● REQUEST
Once the pictures are set aside, transcribe the remaining data exactly.

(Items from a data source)
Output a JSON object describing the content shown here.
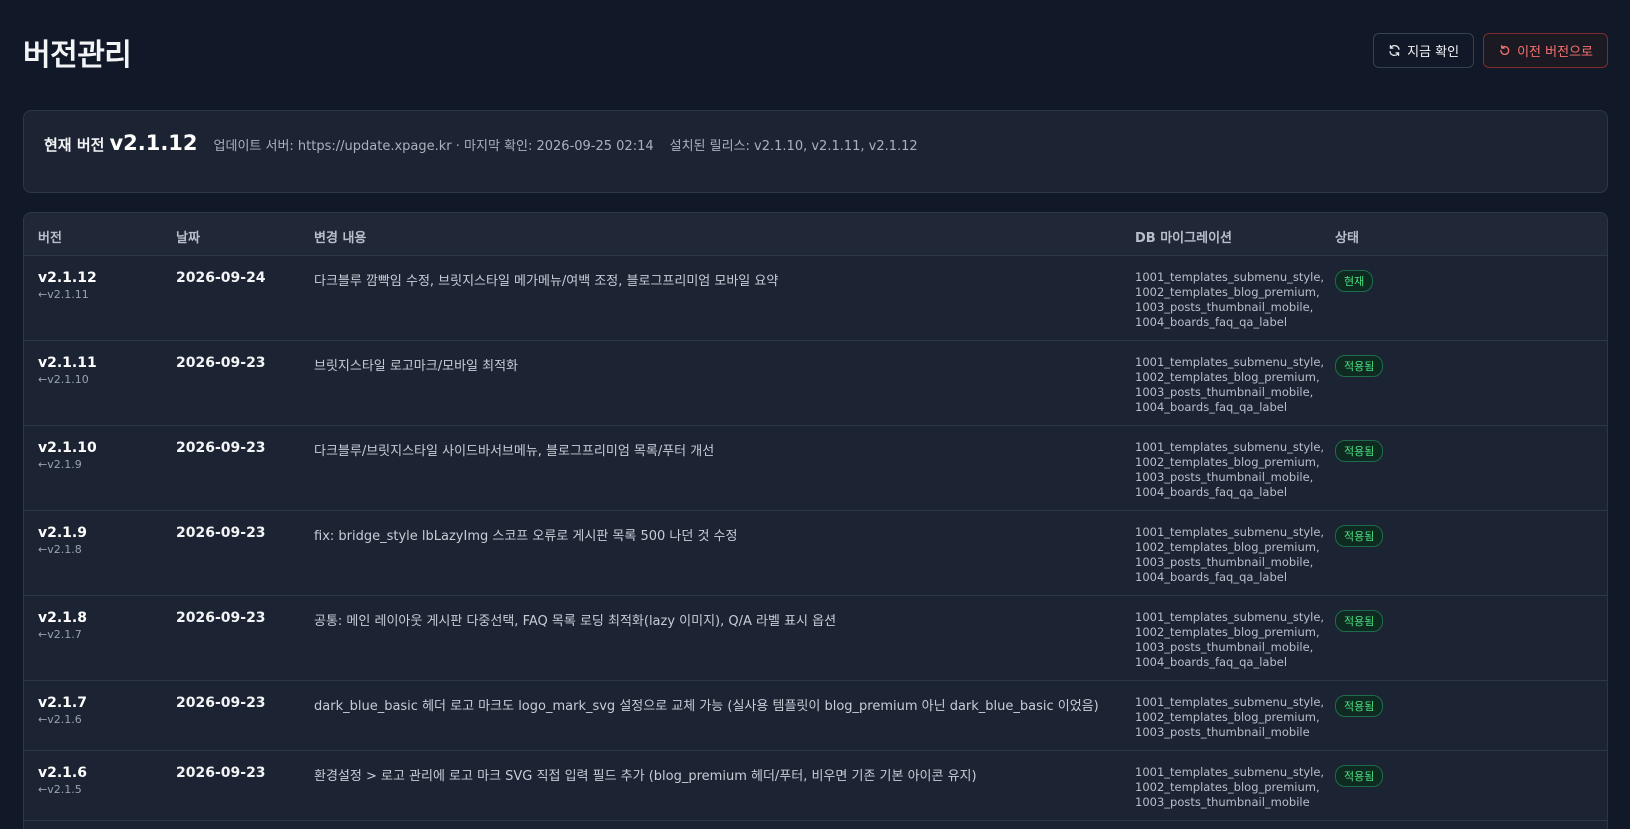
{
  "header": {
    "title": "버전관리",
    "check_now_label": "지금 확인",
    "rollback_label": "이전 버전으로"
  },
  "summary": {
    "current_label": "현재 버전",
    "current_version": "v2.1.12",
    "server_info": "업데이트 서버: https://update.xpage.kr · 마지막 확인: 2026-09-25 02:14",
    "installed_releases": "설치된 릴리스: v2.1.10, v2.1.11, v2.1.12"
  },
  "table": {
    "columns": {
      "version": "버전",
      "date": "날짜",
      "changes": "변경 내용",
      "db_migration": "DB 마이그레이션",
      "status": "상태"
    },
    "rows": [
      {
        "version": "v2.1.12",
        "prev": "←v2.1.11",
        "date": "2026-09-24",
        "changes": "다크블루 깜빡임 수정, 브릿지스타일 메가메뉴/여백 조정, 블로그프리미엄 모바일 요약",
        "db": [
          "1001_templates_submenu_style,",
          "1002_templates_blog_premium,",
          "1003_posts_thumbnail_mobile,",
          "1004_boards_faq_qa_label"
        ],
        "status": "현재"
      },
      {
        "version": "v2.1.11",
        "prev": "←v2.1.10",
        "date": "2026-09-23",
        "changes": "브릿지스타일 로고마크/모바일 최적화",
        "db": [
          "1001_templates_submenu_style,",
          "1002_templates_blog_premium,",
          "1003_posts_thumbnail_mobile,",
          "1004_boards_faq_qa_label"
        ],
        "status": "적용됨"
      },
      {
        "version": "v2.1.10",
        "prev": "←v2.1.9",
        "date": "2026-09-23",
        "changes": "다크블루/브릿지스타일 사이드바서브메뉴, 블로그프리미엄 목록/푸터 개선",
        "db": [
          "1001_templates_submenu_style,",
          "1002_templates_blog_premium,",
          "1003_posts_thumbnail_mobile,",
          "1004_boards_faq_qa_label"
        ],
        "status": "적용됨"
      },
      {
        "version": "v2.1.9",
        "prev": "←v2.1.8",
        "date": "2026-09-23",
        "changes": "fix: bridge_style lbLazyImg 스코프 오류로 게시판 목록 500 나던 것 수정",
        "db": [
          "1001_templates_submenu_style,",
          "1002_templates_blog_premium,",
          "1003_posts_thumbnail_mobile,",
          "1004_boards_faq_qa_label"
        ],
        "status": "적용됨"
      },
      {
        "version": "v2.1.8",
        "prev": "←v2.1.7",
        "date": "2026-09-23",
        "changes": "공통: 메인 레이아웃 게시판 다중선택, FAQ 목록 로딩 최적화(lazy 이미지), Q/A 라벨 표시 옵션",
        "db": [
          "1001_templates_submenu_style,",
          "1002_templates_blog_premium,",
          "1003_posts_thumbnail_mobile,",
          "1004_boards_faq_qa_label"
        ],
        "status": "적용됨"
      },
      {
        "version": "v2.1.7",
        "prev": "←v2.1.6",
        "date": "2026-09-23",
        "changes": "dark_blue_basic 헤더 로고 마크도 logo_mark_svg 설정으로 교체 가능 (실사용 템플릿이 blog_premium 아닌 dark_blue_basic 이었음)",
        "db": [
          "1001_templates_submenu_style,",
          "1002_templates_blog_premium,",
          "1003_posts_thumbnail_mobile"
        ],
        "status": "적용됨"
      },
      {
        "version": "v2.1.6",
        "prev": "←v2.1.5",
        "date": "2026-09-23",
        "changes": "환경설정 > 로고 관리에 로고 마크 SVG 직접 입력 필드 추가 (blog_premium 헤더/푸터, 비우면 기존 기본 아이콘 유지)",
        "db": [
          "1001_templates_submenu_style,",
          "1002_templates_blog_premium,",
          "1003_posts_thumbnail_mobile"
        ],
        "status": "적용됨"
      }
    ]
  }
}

● EXERCISE ANSWER
Output a JSON object describing the content shown here.
{
  "header": {
    "title": "버전관리",
    "check_now_label": "지금 확인",
    "rollback_label": "이전 버전으로"
  },
  "summary": {
    "current_label": "현재 버전",
    "current_version": "v2.1.12",
    "server_info": "업데이트 서버: https://update.xpage.kr · 마지막 확인: 2026-09-25 02:14",
    "installed_releases": "설치된 릴리스: v2.1.10, v2.1.11, v2.1.12"
  },
  "table": {
    "columns": {
      "version": "버전",
      "date": "날짜",
      "changes": "변경 내용",
      "db_migration": "DB 마이그레이션",
      "status": "상태"
    },
    "rows": [
      {
        "version": "v2.1.12",
        "prev": "←v2.1.11",
        "date": "2026-09-24",
        "changes": "다크블루 깜빡임 수정, 브릿지스타일 메가메뉴/여백 조정, 블로그프리미엄 모바일 요약",
        "db": [
          "1001_templates_submenu_style,",
          "1002_templates_blog_premium,",
          "1003_posts_thumbnail_mobile,",
          "1004_boards_faq_qa_label"
        ],
        "status": "현재"
      },
      {
        "version": "v2.1.11",
        "prev": "←v2.1.10",
        "date": "2026-09-23",
        "changes": "브릿지스타일 로고마크/모바일 최적화",
        "db": [
          "1001_templates_submenu_style,",
          "1002_templates_blog_premium,",
          "1003_posts_thumbnail_mobile,",
          "1004_boards_faq_qa_label"
        ],
        "status": "적용됨"
      },
      {
        "version": "v2.1.10",
        "prev": "←v2.1.9",
        "date": "2026-09-23",
        "changes": "다크블루/브릿지스타일 사이드바서브메뉴, 블로그프리미엄 목록/푸터 개선",
        "db": [
          "1001_templates_submenu_style,",
          "1002_templates_blog_premium,",
          "1003_posts_thumbnail_mobile,",
          "1004_boards_faq_qa_label"
        ],
        "status": "적용됨"
      },
      {
        "version": "v2.1.9",
        "prev": "←v2.1.8",
        "date": "2026-09-23",
        "changes": "fix: bridge_style lbLazyImg 스코프 오류로 게시판 목록 500 나던 것 수정",
        "db": [
          "1001_templates_submenu_style,",
          "1002_templates_blog_premium,",
          "1003_posts_thumbnail_mobile,",
          "1004_boards_faq_qa_label"
        ],
        "status": "적용됨"
      },
      {
        "version": "v2.1.8",
        "prev": "←v2.1.7",
        "date": "2026-09-23",
        "changes": "공통: 메인 레이아웃 게시판 다중선택, FAQ 목록 로딩 최적화(lazy 이미지), Q/A 라벨 표시 옵션",
        "db": [
          "1001_templates_submenu_style,",
          "1002_templates_blog_premium,",
          "1003_posts_thumbnail_mobile,",
          "1004_boards_faq_qa_label"
        ],
        "status": "적용됨"
      },
      {
        "version": "v2.1.7",
        "prev": "←v2.1.6",
        "date": "2026-09-23",
        "changes": "dark_blue_basic 헤더 로고 마크도 logo_mark_svg 설정으로 교체 가능 (실사용 템플릿이 blog_premium 아닌 dark_blue_basic 이었음)",
        "db": [
          "1001_templates_submenu_style,",
          "1002_templates_blog_premium,",
          "1003_posts_thumbnail_mobile"
        ],
        "status": "적용됨"
      },
      {
        "version": "v2.1.6",
        "prev": "←v2.1.5",
        "date": "2026-09-23",
        "changes": "환경설정 > 로고 관리에 로고 마크 SVG 직접 입력 필드 추가 (blog_premium 헤더/푸터, 비우면 기존 기본 아이콘 유지)",
        "db": [
          "1001_templates_submenu_style,",
          "1002_templates_blog_premium,",
          "1003_posts_thumbnail_mobile"
        ],
        "status": "적용됨"
      }
    ]
  }
}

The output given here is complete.